▸ EXERCISE BRIEF:
Quote all lines below exactly. Images stay out.

Stored data

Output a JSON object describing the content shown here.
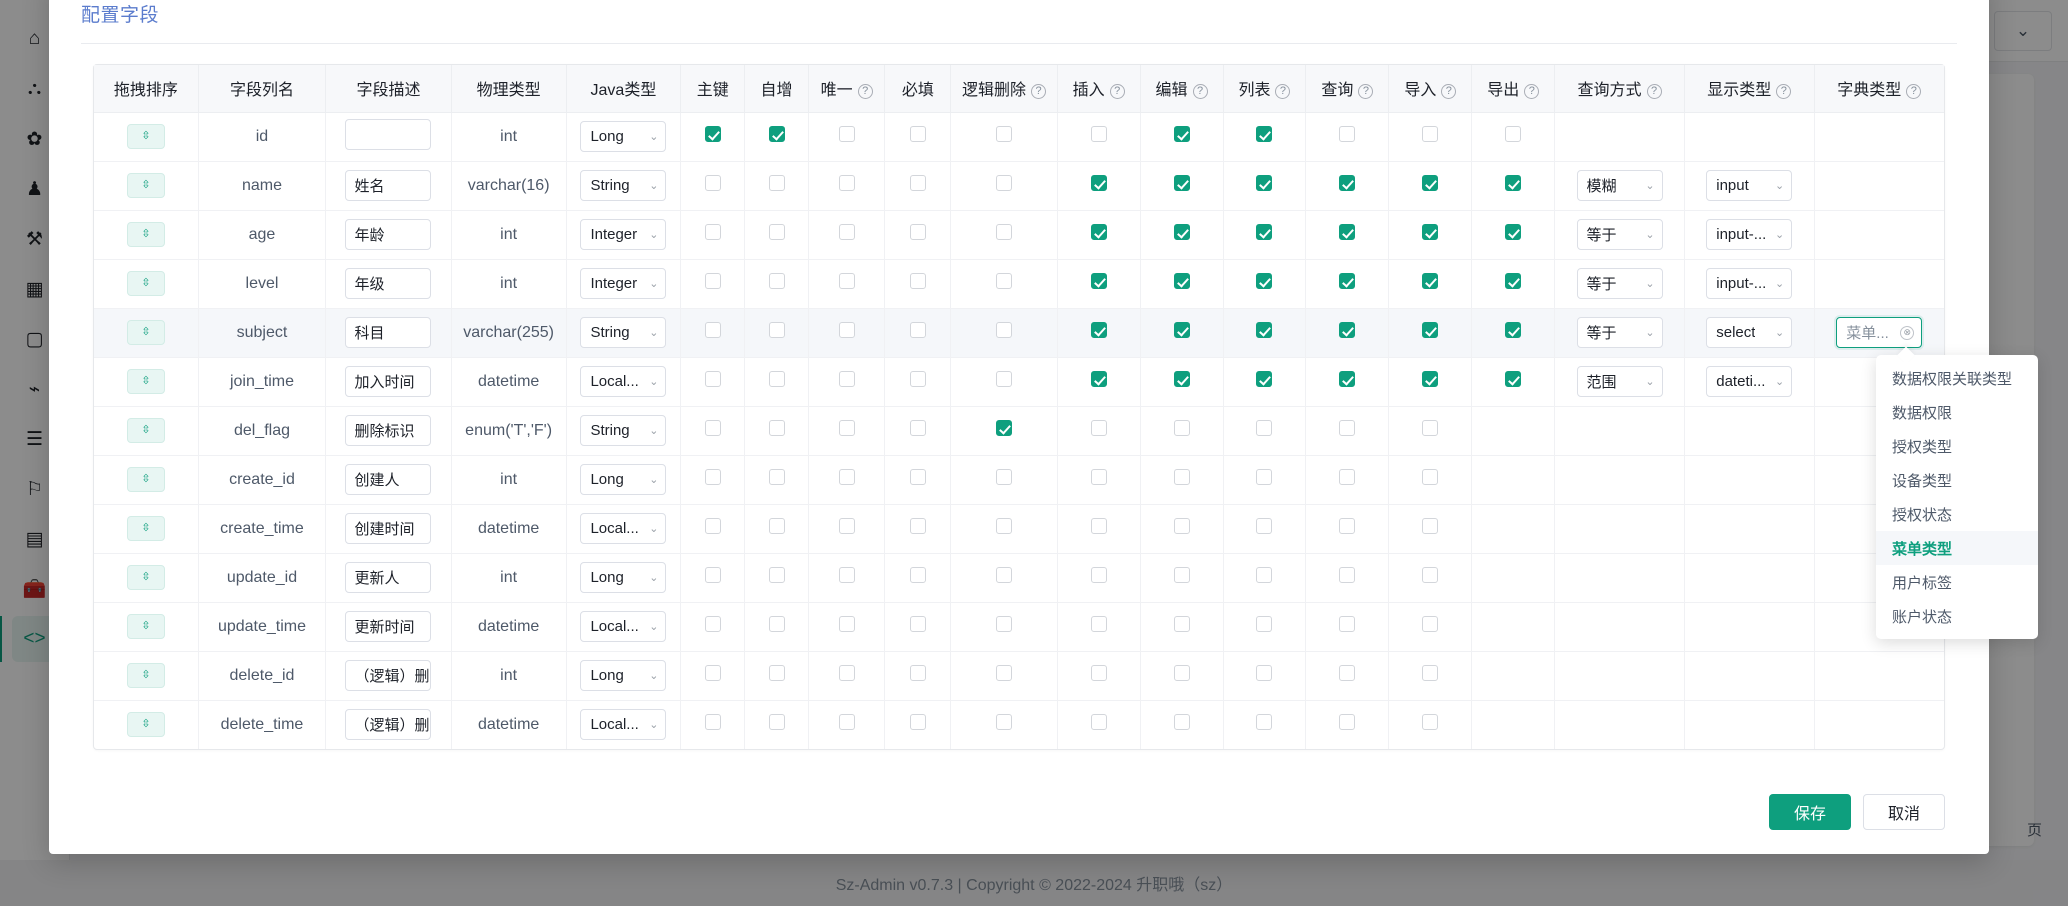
{
  "background": {
    "sidebar_icons": [
      "home-icon",
      "sitemap-icon",
      "gear-icon",
      "user-icon",
      "wrench-icon",
      "grid-icon",
      "window-icon",
      "plug-icon",
      "list-icon",
      "bookmark-icon",
      "database-icon",
      "toolbox-icon",
      "code-icon"
    ],
    "topbar_icons": [
      "chevron-down-icon",
      "layout-icon",
      "search-icon"
    ],
    "footer_text": "Sz-Admin v0.7.3 | Copyright © 2022-2024 升职哦（sz）",
    "page_label": "页"
  },
  "modal": {
    "title": "配置字段",
    "save_label": "保存",
    "cancel_label": "取消"
  },
  "table": {
    "columns": [
      {
        "label": "拖拽排序",
        "help": false
      },
      {
        "label": "字段列名",
        "help": false
      },
      {
        "label": "字段描述",
        "help": false
      },
      {
        "label": "物理类型",
        "help": false
      },
      {
        "label": "Java类型",
        "help": false
      },
      {
        "label": "主键",
        "help": false
      },
      {
        "label": "自增",
        "help": false
      },
      {
        "label": "唯一",
        "help": true
      },
      {
        "label": "必填",
        "help": false
      },
      {
        "label": "逻辑删除",
        "help": true
      },
      {
        "label": "插入",
        "help": true
      },
      {
        "label": "编辑",
        "help": true
      },
      {
        "label": "列表",
        "help": true
      },
      {
        "label": "查询",
        "help": true
      },
      {
        "label": "导入",
        "help": true
      },
      {
        "label": "导出",
        "help": true
      },
      {
        "label": "查询方式",
        "help": true
      },
      {
        "label": "显示类型",
        "help": true
      },
      {
        "label": "字典类型",
        "help": true
      }
    ],
    "help_symbol": "?",
    "drag_handle": "⇳",
    "rows": [
      {
        "name": "id",
        "desc": "",
        "phys": "int",
        "java": "Long",
        "pk": true,
        "auto": true,
        "uniq": false,
        "req": false,
        "del": false,
        "ins": false,
        "edit": true,
        "list": true,
        "query": false,
        "imp": false,
        "exp": false,
        "qmode": "",
        "dtype": "",
        "dict": "",
        "highlight": false,
        "hide_exp": false
      },
      {
        "name": "name",
        "desc": "姓名",
        "phys": "varchar(16)",
        "java": "String",
        "pk": false,
        "auto": false,
        "uniq": false,
        "req": false,
        "del": false,
        "ins": true,
        "edit": true,
        "list": true,
        "query": true,
        "imp": true,
        "exp": true,
        "qmode": "模糊",
        "dtype": "input",
        "dict": "",
        "highlight": false,
        "hide_exp": false
      },
      {
        "name": "age",
        "desc": "年龄",
        "phys": "int",
        "java": "Integer",
        "pk": false,
        "auto": false,
        "uniq": false,
        "req": false,
        "del": false,
        "ins": true,
        "edit": true,
        "list": true,
        "query": true,
        "imp": true,
        "exp": true,
        "qmode": "等于",
        "dtype": "input-...",
        "dict": "",
        "highlight": false,
        "hide_exp": false
      },
      {
        "name": "level",
        "desc": "年级",
        "phys": "int",
        "java": "Integer",
        "pk": false,
        "auto": false,
        "uniq": false,
        "req": false,
        "del": false,
        "ins": true,
        "edit": true,
        "list": true,
        "query": true,
        "imp": true,
        "exp": true,
        "qmode": "等于",
        "dtype": "input-...",
        "dict": "",
        "highlight": false,
        "hide_exp": false
      },
      {
        "name": "subject",
        "desc": "科目",
        "phys": "varchar(255)",
        "java": "String",
        "pk": false,
        "auto": false,
        "uniq": false,
        "req": false,
        "del": false,
        "ins": true,
        "edit": true,
        "list": true,
        "query": true,
        "imp": true,
        "exp": true,
        "qmode": "等于",
        "dtype": "select",
        "dict": "菜单...",
        "highlight": true,
        "hide_exp": false
      },
      {
        "name": "join_time",
        "desc": "加入时间",
        "phys": "datetime",
        "java": "Local...",
        "pk": false,
        "auto": false,
        "uniq": false,
        "req": false,
        "del": false,
        "ins": true,
        "edit": true,
        "list": true,
        "query": true,
        "imp": true,
        "exp": true,
        "qmode": "范围",
        "dtype": "dateti...",
        "dict": "",
        "highlight": false,
        "hide_exp": false
      },
      {
        "name": "del_flag",
        "desc": "删除标识",
        "phys": "enum('T','F')",
        "java": "String",
        "pk": false,
        "auto": false,
        "uniq": false,
        "req": false,
        "del": true,
        "ins": false,
        "edit": false,
        "list": false,
        "query": false,
        "imp": false,
        "exp": false,
        "qmode": "",
        "dtype": "",
        "dict": "",
        "highlight": false,
        "hide_exp": true
      },
      {
        "name": "create_id",
        "desc": "创建人",
        "phys": "int",
        "java": "Long",
        "pk": false,
        "auto": false,
        "uniq": false,
        "req": false,
        "del": false,
        "ins": false,
        "edit": false,
        "list": false,
        "query": false,
        "imp": false,
        "exp": false,
        "qmode": "",
        "dtype": "",
        "dict": "",
        "highlight": false,
        "hide_exp": true
      },
      {
        "name": "create_time",
        "desc": "创建时间",
        "phys": "datetime",
        "java": "Local...",
        "pk": false,
        "auto": false,
        "uniq": false,
        "req": false,
        "del": false,
        "ins": false,
        "edit": false,
        "list": false,
        "query": false,
        "imp": false,
        "exp": false,
        "qmode": "",
        "dtype": "",
        "dict": "",
        "highlight": false,
        "hide_exp": true
      },
      {
        "name": "update_id",
        "desc": "更新人",
        "phys": "int",
        "java": "Long",
        "pk": false,
        "auto": false,
        "uniq": false,
        "req": false,
        "del": false,
        "ins": false,
        "edit": false,
        "list": false,
        "query": false,
        "imp": false,
        "exp": false,
        "qmode": "",
        "dtype": "",
        "dict": "",
        "highlight": false,
        "hide_exp": true
      },
      {
        "name": "update_time",
        "desc": "更新时间",
        "phys": "datetime",
        "java": "Local...",
        "pk": false,
        "auto": false,
        "uniq": false,
        "req": false,
        "del": false,
        "ins": false,
        "edit": false,
        "list": false,
        "query": false,
        "imp": false,
        "exp": false,
        "qmode": "",
        "dtype": "",
        "dict": "",
        "highlight": false,
        "hide_exp": true
      },
      {
        "name": "delete_id",
        "desc": "（逻辑）删",
        "phys": "int",
        "java": "Long",
        "pk": false,
        "auto": false,
        "uniq": false,
        "req": false,
        "del": false,
        "ins": false,
        "edit": false,
        "list": false,
        "query": false,
        "imp": false,
        "exp": false,
        "qmode": "",
        "dtype": "",
        "dict": "",
        "highlight": false,
        "hide_exp": true
      },
      {
        "name": "delete_time",
        "desc": "（逻辑）删",
        "phys": "datetime",
        "java": "Local...",
        "pk": false,
        "auto": false,
        "uniq": false,
        "req": false,
        "del": false,
        "ins": false,
        "edit": false,
        "list": false,
        "query": false,
        "imp": false,
        "exp": false,
        "qmode": "",
        "dtype": "",
        "dict": "",
        "highlight": false,
        "hide_exp": true
      }
    ]
  },
  "dict_dropdown": {
    "selected": "菜单类型",
    "clear_symbol": "⊗",
    "items": [
      "数据权限关联类型",
      "数据权限",
      "授权类型",
      "设备类型",
      "授权状态",
      "菜单类型",
      "用户标签",
      "账户状态"
    ]
  },
  "colors": {
    "accent": "#0e9f7e",
    "title": "#5b7ccd",
    "header_bg": "#f7f8fa"
  }
}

▸ SOLUTION FOR THIS PROBLEM:
Output a JSON object describing the content shown here.
{
  "background": {
    "sidebar_icons": [
      "home-icon",
      "sitemap-icon",
      "gear-icon",
      "user-icon",
      "wrench-icon",
      "grid-icon",
      "window-icon",
      "plug-icon",
      "list-icon",
      "bookmark-icon",
      "database-icon",
      "toolbox-icon",
      "code-icon"
    ],
    "topbar_icons": [
      "chevron-down-icon",
      "layout-icon",
      "search-icon"
    ],
    "footer_text": "Sz-Admin v0.7.3 | Copyright © 2022-2024 升职哦（sz）",
    "page_label": "页"
  },
  "modal": {
    "title": "配置字段",
    "save_label": "保存",
    "cancel_label": "取消"
  },
  "table": {
    "columns": [
      {
        "label": "拖拽排序",
        "help": false
      },
      {
        "label": "字段列名",
        "help": false
      },
      {
        "label": "字段描述",
        "help": false
      },
      {
        "label": "物理类型",
        "help": false
      },
      {
        "label": "Java类型",
        "help": false
      },
      {
        "label": "主键",
        "help": false
      },
      {
        "label": "自增",
        "help": false
      },
      {
        "label": "唯一",
        "help": true
      },
      {
        "label": "必填",
        "help": false
      },
      {
        "label": "逻辑删除",
        "help": true
      },
      {
        "label": "插入",
        "help": true
      },
      {
        "label": "编辑",
        "help": true
      },
      {
        "label": "列表",
        "help": true
      },
      {
        "label": "查询",
        "help": true
      },
      {
        "label": "导入",
        "help": true
      },
      {
        "label": "导出",
        "help": true
      },
      {
        "label": "查询方式",
        "help": true
      },
      {
        "label": "显示类型",
        "help": true
      },
      {
        "label": "字典类型",
        "help": true
      }
    ],
    "help_symbol": "?",
    "drag_handle": "⇳",
    "rows": [
      {
        "name": "id",
        "desc": "",
        "phys": "int",
        "java": "Long",
        "pk": true,
        "auto": true,
        "uniq": false,
        "req": false,
        "del": false,
        "ins": false,
        "edit": true,
        "list": true,
        "query": false,
        "imp": false,
        "exp": false,
        "qmode": "",
        "dtype": "",
        "dict": "",
        "highlight": false,
        "hide_exp": false
      },
      {
        "name": "name",
        "desc": "姓名",
        "phys": "varchar(16)",
        "java": "String",
        "pk": false,
        "auto": false,
        "uniq": false,
        "req": false,
        "del": false,
        "ins": true,
        "edit": true,
        "list": true,
        "query": true,
        "imp": true,
        "exp": true,
        "qmode": "模糊",
        "dtype": "input",
        "dict": "",
        "highlight": false,
        "hide_exp": false
      },
      {
        "name": "age",
        "desc": "年龄",
        "phys": "int",
        "java": "Integer",
        "pk": false,
        "auto": false,
        "uniq": false,
        "req": false,
        "del": false,
        "ins": true,
        "edit": true,
        "list": true,
        "query": true,
        "imp": true,
        "exp": true,
        "qmode": "等于",
        "dtype": "input-...",
        "dict": "",
        "highlight": false,
        "hide_exp": false
      },
      {
        "name": "level",
        "desc": "年级",
        "phys": "int",
        "java": "Integer",
        "pk": false,
        "auto": false,
        "uniq": false,
        "req": false,
        "del": false,
        "ins": true,
        "edit": true,
        "list": true,
        "query": true,
        "imp": true,
        "exp": true,
        "qmode": "等于",
        "dtype": "input-...",
        "dict": "",
        "highlight": false,
        "hide_exp": false
      },
      {
        "name": "subject",
        "desc": "科目",
        "phys": "varchar(255)",
        "java": "String",
        "pk": false,
        "auto": false,
        "uniq": false,
        "req": false,
        "del": false,
        "ins": true,
        "edit": true,
        "list": true,
        "query": true,
        "imp": true,
        "exp": true,
        "qmode": "等于",
        "dtype": "select",
        "dict": "菜单...",
        "highlight": true,
        "hide_exp": false
      },
      {
        "name": "join_time",
        "desc": "加入时间",
        "phys": "datetime",
        "java": "Local...",
        "pk": false,
        "auto": false,
        "uniq": false,
        "req": false,
        "del": false,
        "ins": true,
        "edit": true,
        "list": true,
        "query": true,
        "imp": true,
        "exp": true,
        "qmode": "范围",
        "dtype": "dateti...",
        "dict": "",
        "highlight": false,
        "hide_exp": false
      },
      {
        "name": "del_flag",
        "desc": "删除标识",
        "phys": "enum('T','F')",
        "java": "String",
        "pk": false,
        "auto": false,
        "uniq": false,
        "req": false,
        "del": true,
        "ins": false,
        "edit": false,
        "list": false,
        "query": false,
        "imp": false,
        "exp": false,
        "qmode": "",
        "dtype": "",
        "dict": "",
        "highlight": false,
        "hide_exp": true
      },
      {
        "name": "create_id",
        "desc": "创建人",
        "phys": "int",
        "java": "Long",
        "pk": false,
        "auto": false,
        "uniq": false,
        "req": false,
        "del": false,
        "ins": false,
        "edit": false,
        "list": false,
        "query": false,
        "imp": false,
        "exp": false,
        "qmode": "",
        "dtype": "",
        "dict": "",
        "highlight": false,
        "hide_exp": true
      },
      {
        "name": "create_time",
        "desc": "创建时间",
        "phys": "datetime",
        "java": "Local...",
        "pk": false,
        "auto": false,
        "uniq": false,
        "req": false,
        "del": false,
        "ins": false,
        "edit": false,
        "list": false,
        "query": false,
        "imp": false,
        "exp": false,
        "qmode": "",
        "dtype": "",
        "dict": "",
        "highlight": false,
        "hide_exp": true
      },
      {
        "name": "update_id",
        "desc": "更新人",
        "phys": "int",
        "java": "Long",
        "pk": false,
        "auto": false,
        "uniq": false,
        "req": false,
        "del": false,
        "ins": false,
        "edit": false,
        "list": false,
        "query": false,
        "imp": false,
        "exp": false,
        "qmode": "",
        "dtype": "",
        "dict": "",
        "highlight": false,
        "hide_exp": true
      },
      {
        "name": "update_time",
        "desc": "更新时间",
        "phys": "datetime",
        "java": "Local...",
        "pk": false,
        "auto": false,
        "uniq": false,
        "req": false,
        "del": false,
        "ins": false,
        "edit": false,
        "list": false,
        "query": false,
        "imp": false,
        "exp": false,
        "qmode": "",
        "dtype": "",
        "dict": "",
        "highlight": false,
        "hide_exp": true
      },
      {
        "name": "delete_id",
        "desc": "（逻辑）删",
        "phys": "int",
        "java": "Long",
        "pk": false,
        "auto": false,
        "uniq": false,
        "req": false,
        "del": false,
        "ins": false,
        "edit": false,
        "list": false,
        "query": false,
        "imp": false,
        "exp": false,
        "qmode": "",
        "dtype": "",
        "dict": "",
        "highlight": false,
        "hide_exp": true
      },
      {
        "name": "delete_time",
        "desc": "（逻辑）删",
        "phys": "datetime",
        "java": "Local...",
        "pk": false,
        "auto": false,
        "uniq": false,
        "req": false,
        "del": false,
        "ins": false,
        "edit": false,
        "list": false,
        "query": false,
        "imp": false,
        "exp": false,
        "qmode": "",
        "dtype": "",
        "dict": "",
        "highlight": false,
        "hide_exp": true
      }
    ]
  },
  "dict_dropdown": {
    "selected": "菜单类型",
    "clear_symbol": "⊗",
    "items": [
      "数据权限关联类型",
      "数据权限",
      "授权类型",
      "设备类型",
      "授权状态",
      "菜单类型",
      "用户标签",
      "账户状态"
    ]
  },
  "colors": {
    "accent": "#0e9f7e",
    "title": "#5b7ccd",
    "header_bg": "#f7f8fa"
  }
}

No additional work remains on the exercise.